Would you restate all the data that follows, word for word?

(Figure record listings)

--*--

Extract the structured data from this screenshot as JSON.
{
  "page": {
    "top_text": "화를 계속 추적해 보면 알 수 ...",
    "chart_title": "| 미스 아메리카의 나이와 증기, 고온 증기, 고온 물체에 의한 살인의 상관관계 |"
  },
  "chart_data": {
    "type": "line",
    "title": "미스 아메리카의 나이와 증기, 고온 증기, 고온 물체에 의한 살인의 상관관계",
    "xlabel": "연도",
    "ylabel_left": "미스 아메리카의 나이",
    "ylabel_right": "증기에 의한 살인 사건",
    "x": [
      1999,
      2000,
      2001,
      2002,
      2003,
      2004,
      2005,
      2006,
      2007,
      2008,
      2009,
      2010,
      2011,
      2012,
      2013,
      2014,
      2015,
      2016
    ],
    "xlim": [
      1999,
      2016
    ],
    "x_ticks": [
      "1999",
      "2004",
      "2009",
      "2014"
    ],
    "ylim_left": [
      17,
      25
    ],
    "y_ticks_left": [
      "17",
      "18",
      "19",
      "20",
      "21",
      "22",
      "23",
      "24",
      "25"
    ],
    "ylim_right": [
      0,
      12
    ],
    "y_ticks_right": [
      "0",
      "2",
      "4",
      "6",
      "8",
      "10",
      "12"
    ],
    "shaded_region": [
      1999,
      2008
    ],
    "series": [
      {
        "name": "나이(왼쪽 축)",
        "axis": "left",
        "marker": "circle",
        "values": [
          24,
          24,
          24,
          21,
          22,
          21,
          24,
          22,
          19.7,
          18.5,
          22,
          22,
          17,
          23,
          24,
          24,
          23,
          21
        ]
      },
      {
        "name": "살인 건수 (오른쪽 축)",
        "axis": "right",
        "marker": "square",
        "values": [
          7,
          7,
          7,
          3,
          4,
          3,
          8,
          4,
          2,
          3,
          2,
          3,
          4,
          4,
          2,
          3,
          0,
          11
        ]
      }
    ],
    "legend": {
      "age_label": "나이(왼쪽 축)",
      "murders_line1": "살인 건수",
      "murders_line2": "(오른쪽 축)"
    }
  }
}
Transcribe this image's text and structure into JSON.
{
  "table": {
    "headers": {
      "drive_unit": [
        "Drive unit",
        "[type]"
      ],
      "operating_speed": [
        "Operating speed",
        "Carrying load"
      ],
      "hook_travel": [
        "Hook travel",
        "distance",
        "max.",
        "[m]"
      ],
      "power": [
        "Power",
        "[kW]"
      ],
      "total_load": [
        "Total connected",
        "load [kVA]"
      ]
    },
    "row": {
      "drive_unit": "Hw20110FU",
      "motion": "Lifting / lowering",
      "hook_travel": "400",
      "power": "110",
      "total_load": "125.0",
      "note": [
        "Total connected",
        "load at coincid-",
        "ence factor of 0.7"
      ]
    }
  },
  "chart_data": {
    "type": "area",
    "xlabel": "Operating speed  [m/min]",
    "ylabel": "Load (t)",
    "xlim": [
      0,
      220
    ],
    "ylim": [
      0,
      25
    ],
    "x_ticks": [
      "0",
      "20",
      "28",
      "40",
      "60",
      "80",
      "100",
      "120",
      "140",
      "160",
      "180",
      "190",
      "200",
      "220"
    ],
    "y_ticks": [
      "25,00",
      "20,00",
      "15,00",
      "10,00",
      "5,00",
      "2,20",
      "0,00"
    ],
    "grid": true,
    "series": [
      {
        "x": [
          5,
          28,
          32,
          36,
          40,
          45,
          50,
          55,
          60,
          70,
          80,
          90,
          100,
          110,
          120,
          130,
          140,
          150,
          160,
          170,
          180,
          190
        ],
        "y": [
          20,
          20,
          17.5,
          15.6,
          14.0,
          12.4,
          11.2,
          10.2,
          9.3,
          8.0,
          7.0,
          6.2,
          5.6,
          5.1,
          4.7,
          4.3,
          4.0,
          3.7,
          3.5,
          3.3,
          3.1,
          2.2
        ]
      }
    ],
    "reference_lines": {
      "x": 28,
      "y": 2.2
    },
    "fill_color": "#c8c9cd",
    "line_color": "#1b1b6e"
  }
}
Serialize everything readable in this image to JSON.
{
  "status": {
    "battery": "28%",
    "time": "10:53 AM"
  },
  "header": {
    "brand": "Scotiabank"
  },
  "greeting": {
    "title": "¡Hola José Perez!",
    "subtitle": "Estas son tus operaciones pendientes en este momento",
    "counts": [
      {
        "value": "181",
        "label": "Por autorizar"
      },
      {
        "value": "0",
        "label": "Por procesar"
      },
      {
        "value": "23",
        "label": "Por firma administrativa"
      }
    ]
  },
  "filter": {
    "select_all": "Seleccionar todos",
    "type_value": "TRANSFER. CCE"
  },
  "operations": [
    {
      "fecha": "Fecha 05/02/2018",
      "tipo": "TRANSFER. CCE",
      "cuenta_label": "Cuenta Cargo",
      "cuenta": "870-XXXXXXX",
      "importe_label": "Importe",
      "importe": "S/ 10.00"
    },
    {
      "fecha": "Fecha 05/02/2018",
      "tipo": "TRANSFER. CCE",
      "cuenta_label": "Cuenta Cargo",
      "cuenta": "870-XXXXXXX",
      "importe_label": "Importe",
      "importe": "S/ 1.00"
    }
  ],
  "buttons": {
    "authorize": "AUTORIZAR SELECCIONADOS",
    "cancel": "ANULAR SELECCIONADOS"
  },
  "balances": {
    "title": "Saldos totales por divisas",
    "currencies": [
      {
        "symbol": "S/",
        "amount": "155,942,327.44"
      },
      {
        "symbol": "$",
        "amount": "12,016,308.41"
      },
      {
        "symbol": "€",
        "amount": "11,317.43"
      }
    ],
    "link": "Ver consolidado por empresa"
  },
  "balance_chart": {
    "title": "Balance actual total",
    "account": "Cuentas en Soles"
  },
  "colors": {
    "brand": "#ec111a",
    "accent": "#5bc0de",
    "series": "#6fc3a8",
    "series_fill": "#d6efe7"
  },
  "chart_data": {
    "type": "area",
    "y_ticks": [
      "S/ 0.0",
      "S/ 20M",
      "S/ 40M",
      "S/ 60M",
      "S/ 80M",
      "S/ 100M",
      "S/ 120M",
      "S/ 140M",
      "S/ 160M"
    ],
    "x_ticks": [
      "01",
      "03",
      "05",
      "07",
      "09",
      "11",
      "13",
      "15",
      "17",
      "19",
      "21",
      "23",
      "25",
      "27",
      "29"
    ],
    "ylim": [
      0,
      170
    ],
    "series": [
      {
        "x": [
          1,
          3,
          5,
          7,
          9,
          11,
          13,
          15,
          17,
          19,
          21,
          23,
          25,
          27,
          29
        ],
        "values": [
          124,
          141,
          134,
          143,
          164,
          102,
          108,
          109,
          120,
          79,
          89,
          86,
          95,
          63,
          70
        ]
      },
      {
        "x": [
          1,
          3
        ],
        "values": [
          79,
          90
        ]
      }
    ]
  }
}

--*--

Solution for this problem:
Extract the structured data from this screenshot as JSON.
{
  "page": {
    "top_text": "화를 계속 추적해 보면 알 수 ...",
    "chart_title": "| 미스 아메리카의 나이와 증기, 고온 증기, 고온 물체에 의한 살인의 상관관계 |"
  },
  "chart_data": {
    "type": "line",
    "title": "미스 아메리카의 나이와 증기, 고온 증기, 고온 물체에 의한 살인의 상관관계",
    "xlabel": "연도",
    "ylabel_left": "미스 아메리카의 나이",
    "ylabel_right": "증기에 의한 살인 사건",
    "x": [
      1999,
      2000,
      2001,
      2002,
      2003,
      2004,
      2005,
      2006,
      2007,
      2008,
      2009,
      2010,
      2011,
      2012,
      2013,
      2014,
      2015,
      2016
    ],
    "xlim": [
      1999,
      2016
    ],
    "x_ticks": [
      "1999",
      "2004",
      "2009",
      "2014"
    ],
    "ylim_left": [
      17,
      25
    ],
    "y_ticks_left": [
      "17",
      "18",
      "19",
      "20",
      "21",
      "22",
      "23",
      "24",
      "25"
    ],
    "ylim_right": [
      0,
      12
    ],
    "y_ticks_right": [
      "0",
      "2",
      "4",
      "6",
      "8",
      "10",
      "12"
    ],
    "shaded_region": [
      1999,
      2008
    ],
    "series": [
      {
        "name": "나이(왼쪽 축)",
        "axis": "left",
        "marker": "circle",
        "values": [
          24,
          24,
          24,
          21,
          22,
          21,
          24,
          22,
          19.7,
          18.5,
          22,
          22,
          17,
          23,
          24,
          24,
          23,
          21
        ]
      },
      {
        "name": "살인 건수 (오른쪽 축)",
        "axis": "right",
        "marker": "square",
        "values": [
          7,
          7,
          7,
          3,
          4,
          3,
          8,
          4,
          2,
          3,
          2,
          3,
          4,
          4,
          2,
          3,
          0,
          11
        ]
      }
    ],
    "legend": {
      "age_label": "나이(왼쪽 축)",
      "murders_line1": "살인 건수",
      "murders_line2": "(오른쪽 축)"
    }
  }
}
Transcribe this image's text and structure into JSON.
{
  "table": {
    "headers": {
      "drive_unit": [
        "Drive unit",
        "[type]"
      ],
      "operating_speed": [
        "Operating speed",
        "Carrying load"
      ],
      "hook_travel": [
        "Hook travel",
        "distance",
        "max.",
        "[m]"
      ],
      "power": [
        "Power",
        "[kW]"
      ],
      "total_load": [
        "Total connected",
        "load [kVA]"
      ]
    },
    "row": {
      "drive_unit": "Hw20110FU",
      "motion": "Lifting / lowering",
      "hook_travel": "400",
      "power": "110",
      "total_load": "125.0",
      "note": [
        "Total connected",
        "load at coincid-",
        "ence factor of 0.7"
      ]
    }
  },
  "chart_data": {
    "type": "area",
    "xlabel": "Operating speed  [m/min]",
    "ylabel": "Load (t)",
    "xlim": [
      0,
      220
    ],
    "ylim": [
      0,
      25
    ],
    "x_ticks": [
      "0",
      "20",
      "28",
      "40",
      "60",
      "80",
      "100",
      "120",
      "140",
      "160",
      "180",
      "190",
      "200",
      "220"
    ],
    "y_ticks": [
      "25,00",
      "20,00",
      "15,00",
      "10,00",
      "5,00",
      "2,20",
      "0,00"
    ],
    "grid": true,
    "series": [
      {
        "x": [
          5,
          28,
          32,
          36,
          40,
          45,
          50,
          55,
          60,
          70,
          80,
          90,
          100,
          110,
          120,
          130,
          140,
          150,
          160,
          170,
          180,
          190
        ],
        "y": [
          20,
          20,
          17.5,
          15.6,
          14.0,
          12.4,
          11.2,
          10.2,
          9.3,
          8.0,
          7.0,
          6.2,
          5.6,
          5.1,
          4.7,
          4.3,
          4.0,
          3.7,
          3.5,
          3.3,
          3.1,
          2.2
        ]
      }
    ],
    "reference_lines": {
      "x": 28,
      "y": 2.2
    },
    "fill_color": "#c8c9cd",
    "line_color": "#1b1b6e"
  }
}
Serialize everything readable in this image to JSON.
{
  "status": {
    "battery": "28%",
    "time": "10:53 AM"
  },
  "header": {
    "brand": "Scotiabank"
  },
  "greeting": {
    "title": "¡Hola José Perez!",
    "subtitle": "Estas son tus operaciones pendientes en este momento",
    "counts": [
      {
        "value": "181",
        "label": "Por autorizar"
      },
      {
        "value": "0",
        "label": "Por procesar"
      },
      {
        "value": "23",
        "label": "Por firma administrativa"
      }
    ]
  },
  "filter": {
    "select_all": "Seleccionar todos",
    "type_value": "TRANSFER. CCE"
  },
  "operations": [
    {
      "fecha": "Fecha 05/02/2018",
      "tipo": "TRANSFER. CCE",
      "cuenta_label": "Cuenta Cargo",
      "cuenta": "870-XXXXXXX",
      "importe_label": "Importe",
      "importe": "S/ 10.00"
    },
    {
      "fecha": "Fecha 05/02/2018",
      "tipo": "TRANSFER. CCE",
      "cuenta_label": "Cuenta Cargo",
      "cuenta": "870-XXXXXXX",
      "importe_label": "Importe",
      "importe": "S/ 1.00"
    }
  ],
  "buttons": {
    "authorize": "AUTORIZAR SELECCIONADOS",
    "cancel": "ANULAR SELECCIONADOS"
  },
  "balances": {
    "title": "Saldos totales por divisas",
    "currencies": [
      {
        "symbol": "S/",
        "amount": "155,942,327.44"
      },
      {
        "symbol": "$",
        "amount": "12,016,308.41"
      },
      {
        "symbol": "€",
        "amount": "11,317.43"
      }
    ],
    "link": "Ver consolidado por empresa"
  },
  "balance_chart": {
    "title": "Balance actual total",
    "account": "Cuentas en Soles"
  },
  "colors": {
    "brand": "#ec111a",
    "accent": "#5bc0de",
    "series": "#6fc3a8",
    "series_fill": "#d6efe7"
  },
  "chart_data": {
    "type": "area",
    "y_ticks": [
      "S/ 0.0",
      "S/ 20M",
      "S/ 40M",
      "S/ 60M",
      "S/ 80M",
      "S/ 100M",
      "S/ 120M",
      "S/ 140M",
      "S/ 160M"
    ],
    "x_ticks": [
      "01",
      "03",
      "05",
      "07",
      "09",
      "11",
      "13",
      "15",
      "17",
      "19",
      "21",
      "23",
      "25",
      "27",
      "29"
    ],
    "ylim": [
      0,
      170
    ],
    "series": [
      {
        "x": [
          1,
          3,
          5,
          7,
          9,
          11,
          13,
          15,
          17,
          19,
          21,
          23,
          25,
          27,
          29
        ],
        "values": [
          124,
          141,
          134,
          143,
          164,
          102,
          108,
          109,
          120,
          79,
          89,
          86,
          95,
          63,
          70
        ]
      },
      {
        "x": [
          1,
          3
        ],
        "values": [
          79,
          90
        ]
      }
    ]
  }
}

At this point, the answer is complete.